*AIM OF THE TASK*. Search the records below for the word "Pend" and show every line where it occurs.

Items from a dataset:
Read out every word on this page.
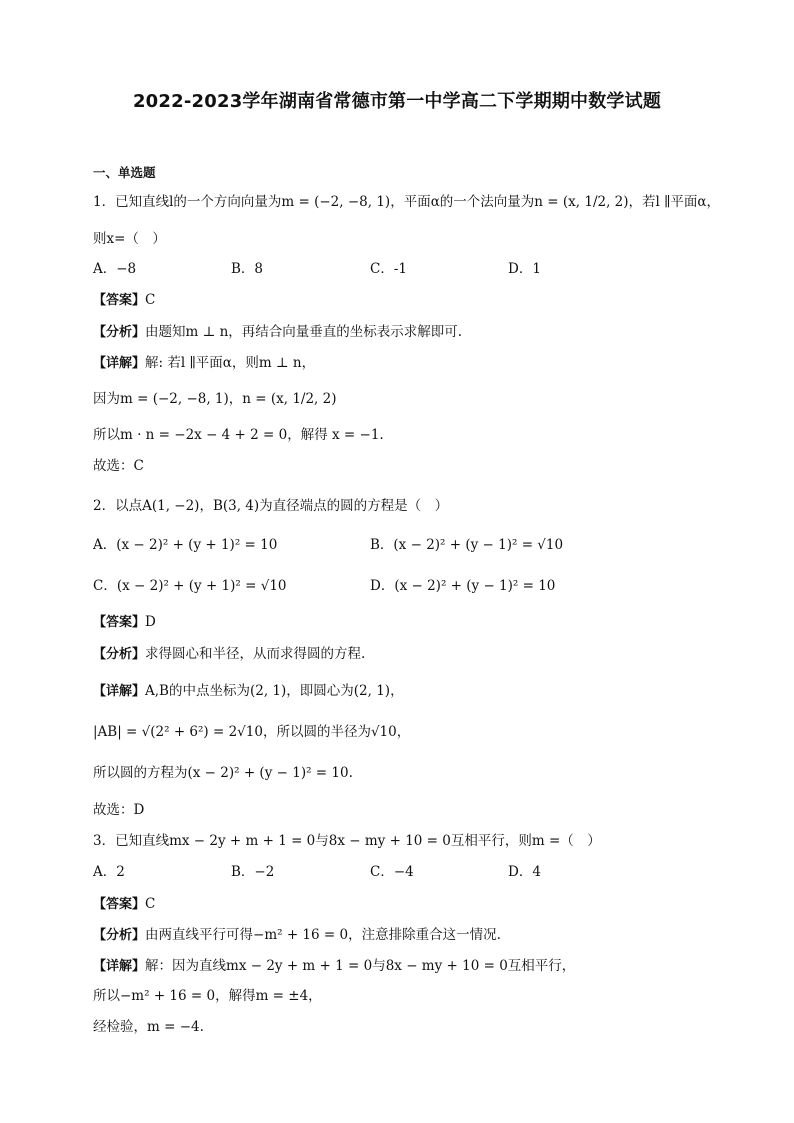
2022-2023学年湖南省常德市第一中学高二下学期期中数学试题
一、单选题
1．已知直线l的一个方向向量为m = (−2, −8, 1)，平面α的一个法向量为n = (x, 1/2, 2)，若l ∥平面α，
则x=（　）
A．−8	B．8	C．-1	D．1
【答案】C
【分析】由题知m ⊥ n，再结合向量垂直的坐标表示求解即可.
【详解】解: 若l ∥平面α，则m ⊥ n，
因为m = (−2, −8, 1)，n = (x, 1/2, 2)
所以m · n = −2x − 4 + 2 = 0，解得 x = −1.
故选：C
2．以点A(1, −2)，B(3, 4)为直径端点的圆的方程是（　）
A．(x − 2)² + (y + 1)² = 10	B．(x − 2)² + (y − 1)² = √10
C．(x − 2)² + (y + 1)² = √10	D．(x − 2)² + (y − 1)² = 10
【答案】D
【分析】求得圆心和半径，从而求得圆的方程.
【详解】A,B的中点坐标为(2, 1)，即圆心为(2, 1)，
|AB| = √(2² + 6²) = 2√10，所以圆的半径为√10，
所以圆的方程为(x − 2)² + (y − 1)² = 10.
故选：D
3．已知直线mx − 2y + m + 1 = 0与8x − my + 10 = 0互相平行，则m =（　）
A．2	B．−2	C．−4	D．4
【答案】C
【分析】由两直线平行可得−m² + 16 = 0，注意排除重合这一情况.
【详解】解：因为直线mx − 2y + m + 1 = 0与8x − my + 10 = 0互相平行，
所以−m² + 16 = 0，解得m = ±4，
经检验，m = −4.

==

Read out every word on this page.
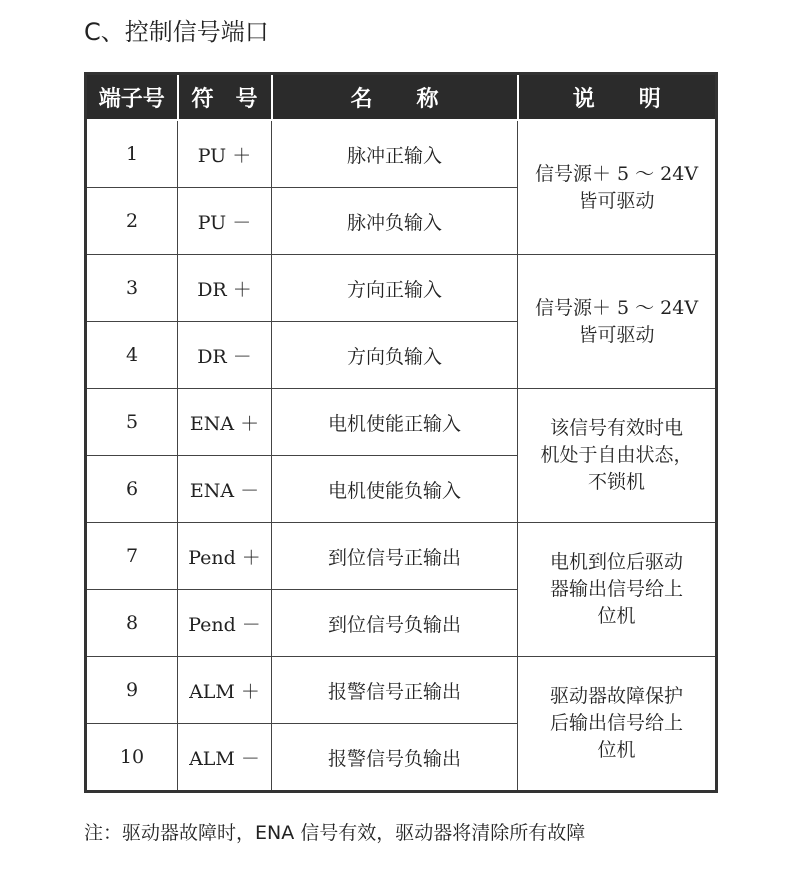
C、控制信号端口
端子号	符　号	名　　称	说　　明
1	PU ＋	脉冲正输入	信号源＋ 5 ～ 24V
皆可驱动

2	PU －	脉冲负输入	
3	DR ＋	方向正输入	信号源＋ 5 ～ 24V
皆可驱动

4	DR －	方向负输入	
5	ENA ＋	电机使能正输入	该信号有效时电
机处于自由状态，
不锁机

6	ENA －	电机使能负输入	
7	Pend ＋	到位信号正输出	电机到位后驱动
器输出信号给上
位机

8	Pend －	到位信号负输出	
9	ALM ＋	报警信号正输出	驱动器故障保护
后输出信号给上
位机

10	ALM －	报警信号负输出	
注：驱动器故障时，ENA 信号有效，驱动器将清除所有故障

*OUTPUT OF THE EXERCISE*.
7	Pend ＋	到位信号正输出	电机到位后驱动
8	Pend －	到位信号负输出	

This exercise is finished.